What this exercise asks:
a) Set down the Gabon elephant-poaching passage word for word, from "Long regarded as" up to and including "present growing rate.".
b) Resume the Gabon elephant-poaching passage, picking up right after its final sentence.

But now Gabon has been shaken with such a rise in poaching deaths of its historic population of forest elephants that its president, Ali Bongo Ondimba, is looking east to China and threatening to cut off Chinese contracts unless that nation cracks down seriously on its traditional consumption of ivory.

Long regarded as a leader in wildlife management and preservation, Gabon, along with other African nations, has suddenly found that, despite all its increasing efforts to curb poaching, the slaughter of its prized elephant herds has reached the point of near extinction, should the practice continue unabated at its present growing rate.

Throughout Africa, seizures of illegal ivory have increased to levels not seen for 25 years, after local and world revulsion against elephant slaughter led to major crackdowns starting in 1989. Despite new methods of detecting poachers that include drones and satellite imagery, the killing of the great mammals for their ivory has become the largest part of a worldwide $19 billion illegal wildlife trade.

It is in Gabon that elephant poaching has hit crisis levels, with a dramatic loss of one-third of its forest elephants in the past 10 years. One British zoologist says he fears the elephant is already ecologically extinct. The surge is caused by rising Chinese supply and demand.

Dataset excerpts:
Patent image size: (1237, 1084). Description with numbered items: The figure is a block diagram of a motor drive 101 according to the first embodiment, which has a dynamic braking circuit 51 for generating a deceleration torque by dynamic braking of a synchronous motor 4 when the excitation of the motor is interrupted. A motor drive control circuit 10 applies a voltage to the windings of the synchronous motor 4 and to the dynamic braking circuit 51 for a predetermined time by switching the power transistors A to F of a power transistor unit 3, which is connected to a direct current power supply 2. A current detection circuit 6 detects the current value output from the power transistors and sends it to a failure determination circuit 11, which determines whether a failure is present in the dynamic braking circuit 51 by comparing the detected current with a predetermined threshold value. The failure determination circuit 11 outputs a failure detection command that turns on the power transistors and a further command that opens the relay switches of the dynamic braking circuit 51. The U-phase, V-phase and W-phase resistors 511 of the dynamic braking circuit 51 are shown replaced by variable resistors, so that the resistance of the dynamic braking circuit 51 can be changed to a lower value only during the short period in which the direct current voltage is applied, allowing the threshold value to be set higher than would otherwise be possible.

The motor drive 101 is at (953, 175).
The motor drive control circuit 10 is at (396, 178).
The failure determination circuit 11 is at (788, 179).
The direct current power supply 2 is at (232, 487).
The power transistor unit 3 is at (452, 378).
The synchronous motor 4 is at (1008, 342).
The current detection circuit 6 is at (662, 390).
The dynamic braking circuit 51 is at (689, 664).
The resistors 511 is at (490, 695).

Responses:
a)
Long regarded as a leader in wildlife management and preservation, Gabon, along with other African nations, has suddenly found that, despite all its increasing efforts to curb poaching, the slaughter of its prized elephant herds has reached the point of near extinction, should the practice continue unabated at its present growing rate.

b)
In Gabon's Minkebe National Park, an area the size of Massachusetts and Rhode Island combined, the elephant population has been reduced from 22,000 to 7,000. The elephants are killed for their valuable ivory tusks, which are then smuggled mostly to China where they are carved into trinkets or ground to powder for "medicines" thought to have aphrodisiac powers.

Throughout Africa, up to 25,000 elephants were killed last year. They continue to die at the rate of three per hour. Some killings surpass brutality: 41 elephants were poisoned with cyanide at a Zimbabwe national park, creating a fourth-generation death effect -- animals feeding on the elephant carcasses die from the poisoning, then other animals feeding on them also die.

Two aspects of China's growing economy fuel the practice. At home, more Chinese have more money and can buy the ivory, previously purchased by only the wealthy. Abroad, China's massive entry into Africa with construction of dams and roads by Chinese workers has created a network of smugglers who have easy access to poachers.

Indeed, authorities worldwide are now convinced that organized criminal gangs have taken over the illegal ivory trade, creating a scene of blood ivory. They range from insurgent home-grown African groups using the proceeds for political gain to international cartel-level operators who are moving from smuggling drugs to ivory, and outright terrorist gangs financed by elephant poaching.

Famed conservationist Jane Woodall calls the elephant slaughter a "massive tragedy." Organizations from the United Nations and the World Bank to Interpol are engaged in methods to stop the killing, capture poachers, and break up the international smuggling rings.

But it is China, both as market and as supplier of manpower in Africa that assists and takes part in the smuggling -- in one instance, illegal ivory was shipped home to China in diplomatic pouches -- that a desperate President Bongo of Gabon has targeted, willing to risk Chinese aid to Africa to save his country's greatest animal from mass killings.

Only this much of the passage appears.